## GOAL:
All lines in the data bearing the string "this" should be identified and copied.

[Figure contents as structured data]
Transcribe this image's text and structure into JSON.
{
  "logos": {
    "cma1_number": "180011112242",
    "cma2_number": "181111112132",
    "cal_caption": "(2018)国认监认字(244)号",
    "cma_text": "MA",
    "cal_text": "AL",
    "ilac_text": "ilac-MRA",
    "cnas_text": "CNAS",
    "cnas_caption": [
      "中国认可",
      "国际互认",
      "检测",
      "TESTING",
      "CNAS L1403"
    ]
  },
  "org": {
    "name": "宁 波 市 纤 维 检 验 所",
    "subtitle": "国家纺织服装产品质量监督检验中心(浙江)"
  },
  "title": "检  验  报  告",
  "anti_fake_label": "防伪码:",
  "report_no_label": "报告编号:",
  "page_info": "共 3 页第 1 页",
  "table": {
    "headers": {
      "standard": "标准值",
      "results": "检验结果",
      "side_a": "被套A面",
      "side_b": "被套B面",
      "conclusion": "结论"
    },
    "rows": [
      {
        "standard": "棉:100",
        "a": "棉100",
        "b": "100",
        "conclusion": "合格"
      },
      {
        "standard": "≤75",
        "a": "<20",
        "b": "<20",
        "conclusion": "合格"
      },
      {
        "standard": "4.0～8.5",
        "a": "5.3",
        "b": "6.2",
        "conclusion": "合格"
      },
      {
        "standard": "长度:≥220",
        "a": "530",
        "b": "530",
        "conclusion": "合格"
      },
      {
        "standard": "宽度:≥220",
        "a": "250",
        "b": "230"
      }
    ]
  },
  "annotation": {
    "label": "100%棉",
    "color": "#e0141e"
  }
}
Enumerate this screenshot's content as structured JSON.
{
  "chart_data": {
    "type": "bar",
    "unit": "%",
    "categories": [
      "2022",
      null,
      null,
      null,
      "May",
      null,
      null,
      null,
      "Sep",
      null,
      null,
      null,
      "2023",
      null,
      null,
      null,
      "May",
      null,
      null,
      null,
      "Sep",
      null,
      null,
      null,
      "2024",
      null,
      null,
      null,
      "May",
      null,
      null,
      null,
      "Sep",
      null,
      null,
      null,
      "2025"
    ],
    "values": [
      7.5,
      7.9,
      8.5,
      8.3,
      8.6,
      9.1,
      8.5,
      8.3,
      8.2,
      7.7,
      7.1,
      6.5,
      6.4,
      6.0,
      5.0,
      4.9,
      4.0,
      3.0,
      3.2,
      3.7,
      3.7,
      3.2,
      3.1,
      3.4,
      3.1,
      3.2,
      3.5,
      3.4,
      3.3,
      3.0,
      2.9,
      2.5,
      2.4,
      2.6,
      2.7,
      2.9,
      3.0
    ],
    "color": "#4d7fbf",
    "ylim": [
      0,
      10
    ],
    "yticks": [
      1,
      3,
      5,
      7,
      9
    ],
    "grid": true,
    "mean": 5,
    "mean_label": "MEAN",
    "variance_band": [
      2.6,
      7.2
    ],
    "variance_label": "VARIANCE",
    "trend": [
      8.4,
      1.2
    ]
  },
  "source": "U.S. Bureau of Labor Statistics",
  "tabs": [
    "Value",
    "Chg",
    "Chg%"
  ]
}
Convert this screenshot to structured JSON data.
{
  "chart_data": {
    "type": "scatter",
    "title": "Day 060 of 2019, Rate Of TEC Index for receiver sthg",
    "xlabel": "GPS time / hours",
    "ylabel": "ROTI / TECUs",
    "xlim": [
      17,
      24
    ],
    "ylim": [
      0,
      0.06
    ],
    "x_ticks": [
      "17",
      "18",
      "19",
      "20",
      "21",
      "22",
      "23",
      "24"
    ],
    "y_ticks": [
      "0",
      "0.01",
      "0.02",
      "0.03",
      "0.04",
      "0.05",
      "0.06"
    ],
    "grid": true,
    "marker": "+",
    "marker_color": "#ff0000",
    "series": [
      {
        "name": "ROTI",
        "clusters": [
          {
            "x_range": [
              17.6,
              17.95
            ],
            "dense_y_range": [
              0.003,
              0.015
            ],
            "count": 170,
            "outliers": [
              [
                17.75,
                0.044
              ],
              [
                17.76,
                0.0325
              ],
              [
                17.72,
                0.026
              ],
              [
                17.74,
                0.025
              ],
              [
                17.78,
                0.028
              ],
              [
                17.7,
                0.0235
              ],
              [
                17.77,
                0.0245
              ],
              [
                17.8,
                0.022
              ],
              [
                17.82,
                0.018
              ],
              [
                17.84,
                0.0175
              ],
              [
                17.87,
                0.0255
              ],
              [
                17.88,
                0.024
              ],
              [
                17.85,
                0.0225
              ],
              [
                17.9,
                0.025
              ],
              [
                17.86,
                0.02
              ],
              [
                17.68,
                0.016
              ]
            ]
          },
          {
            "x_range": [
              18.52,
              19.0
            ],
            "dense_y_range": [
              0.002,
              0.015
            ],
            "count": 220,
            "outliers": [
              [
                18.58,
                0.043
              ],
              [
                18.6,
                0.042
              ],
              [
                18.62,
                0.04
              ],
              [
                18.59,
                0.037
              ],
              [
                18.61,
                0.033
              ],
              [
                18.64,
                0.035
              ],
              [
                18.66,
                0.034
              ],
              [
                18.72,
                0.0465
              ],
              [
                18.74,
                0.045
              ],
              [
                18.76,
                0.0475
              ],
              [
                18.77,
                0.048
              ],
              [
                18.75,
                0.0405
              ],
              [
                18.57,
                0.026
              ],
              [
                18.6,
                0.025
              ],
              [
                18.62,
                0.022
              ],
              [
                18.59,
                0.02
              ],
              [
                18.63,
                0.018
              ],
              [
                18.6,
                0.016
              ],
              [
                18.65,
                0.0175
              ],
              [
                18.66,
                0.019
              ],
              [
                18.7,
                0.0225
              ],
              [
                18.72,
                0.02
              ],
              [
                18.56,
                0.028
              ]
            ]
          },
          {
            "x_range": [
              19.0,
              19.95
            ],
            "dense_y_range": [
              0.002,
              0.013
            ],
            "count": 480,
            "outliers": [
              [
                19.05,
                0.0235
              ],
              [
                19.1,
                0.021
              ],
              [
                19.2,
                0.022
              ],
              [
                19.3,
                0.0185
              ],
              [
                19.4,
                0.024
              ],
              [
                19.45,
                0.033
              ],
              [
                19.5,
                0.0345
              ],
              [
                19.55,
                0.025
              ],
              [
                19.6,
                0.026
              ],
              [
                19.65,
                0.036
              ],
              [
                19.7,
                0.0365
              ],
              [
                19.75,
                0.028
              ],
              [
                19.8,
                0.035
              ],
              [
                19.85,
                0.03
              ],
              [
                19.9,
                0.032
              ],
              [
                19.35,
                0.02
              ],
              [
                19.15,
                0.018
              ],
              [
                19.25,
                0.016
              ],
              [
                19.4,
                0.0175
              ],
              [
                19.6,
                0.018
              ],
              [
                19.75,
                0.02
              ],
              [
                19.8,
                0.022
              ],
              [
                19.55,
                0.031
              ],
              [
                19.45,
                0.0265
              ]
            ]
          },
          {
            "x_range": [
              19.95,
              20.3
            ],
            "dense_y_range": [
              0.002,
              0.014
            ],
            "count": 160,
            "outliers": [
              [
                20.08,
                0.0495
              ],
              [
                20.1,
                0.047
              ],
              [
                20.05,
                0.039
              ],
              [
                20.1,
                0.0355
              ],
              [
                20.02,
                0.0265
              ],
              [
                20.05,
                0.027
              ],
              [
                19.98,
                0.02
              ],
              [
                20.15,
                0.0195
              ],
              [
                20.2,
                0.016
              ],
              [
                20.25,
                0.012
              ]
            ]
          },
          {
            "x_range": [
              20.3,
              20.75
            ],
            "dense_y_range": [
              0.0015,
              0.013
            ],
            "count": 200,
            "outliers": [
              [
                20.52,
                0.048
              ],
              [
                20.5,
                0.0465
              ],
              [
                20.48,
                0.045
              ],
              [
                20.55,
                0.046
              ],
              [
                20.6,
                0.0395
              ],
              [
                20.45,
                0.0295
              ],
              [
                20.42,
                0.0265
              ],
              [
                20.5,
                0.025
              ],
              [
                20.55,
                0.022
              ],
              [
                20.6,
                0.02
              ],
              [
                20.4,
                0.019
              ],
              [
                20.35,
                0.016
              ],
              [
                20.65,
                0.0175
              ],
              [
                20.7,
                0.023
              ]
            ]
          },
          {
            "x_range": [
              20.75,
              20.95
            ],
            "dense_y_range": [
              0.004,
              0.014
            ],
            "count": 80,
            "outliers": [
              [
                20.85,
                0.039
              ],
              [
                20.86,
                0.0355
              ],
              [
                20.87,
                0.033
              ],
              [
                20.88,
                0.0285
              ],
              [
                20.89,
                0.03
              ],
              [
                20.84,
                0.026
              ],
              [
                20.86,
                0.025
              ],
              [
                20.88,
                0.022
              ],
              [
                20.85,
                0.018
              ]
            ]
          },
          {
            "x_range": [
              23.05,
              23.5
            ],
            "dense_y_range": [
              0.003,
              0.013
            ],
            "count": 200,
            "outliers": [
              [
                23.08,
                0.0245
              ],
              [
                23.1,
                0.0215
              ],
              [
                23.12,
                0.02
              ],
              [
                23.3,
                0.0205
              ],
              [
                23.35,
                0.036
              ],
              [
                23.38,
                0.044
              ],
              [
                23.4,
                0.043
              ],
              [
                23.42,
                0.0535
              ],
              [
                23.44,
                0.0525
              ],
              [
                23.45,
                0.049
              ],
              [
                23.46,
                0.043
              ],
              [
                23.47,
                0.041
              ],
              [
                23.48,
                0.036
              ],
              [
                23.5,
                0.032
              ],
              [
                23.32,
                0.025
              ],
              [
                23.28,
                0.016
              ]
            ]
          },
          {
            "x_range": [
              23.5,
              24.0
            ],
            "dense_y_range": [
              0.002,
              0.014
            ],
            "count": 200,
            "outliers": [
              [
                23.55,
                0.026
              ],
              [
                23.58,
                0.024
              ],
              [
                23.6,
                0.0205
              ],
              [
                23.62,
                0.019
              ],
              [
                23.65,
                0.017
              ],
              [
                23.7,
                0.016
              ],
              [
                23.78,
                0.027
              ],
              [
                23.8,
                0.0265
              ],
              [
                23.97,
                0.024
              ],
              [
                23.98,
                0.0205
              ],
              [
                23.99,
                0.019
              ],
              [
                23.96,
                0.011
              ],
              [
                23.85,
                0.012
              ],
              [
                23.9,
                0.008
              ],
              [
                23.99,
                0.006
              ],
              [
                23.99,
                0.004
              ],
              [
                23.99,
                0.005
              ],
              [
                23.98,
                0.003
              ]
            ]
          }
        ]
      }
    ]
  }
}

## WRITTEN REPLY:
Transcribe this image's text and structure into JSON.
Enumerate this screenshot's content as structured JSON.
Convert this screenshot to structured JSON data.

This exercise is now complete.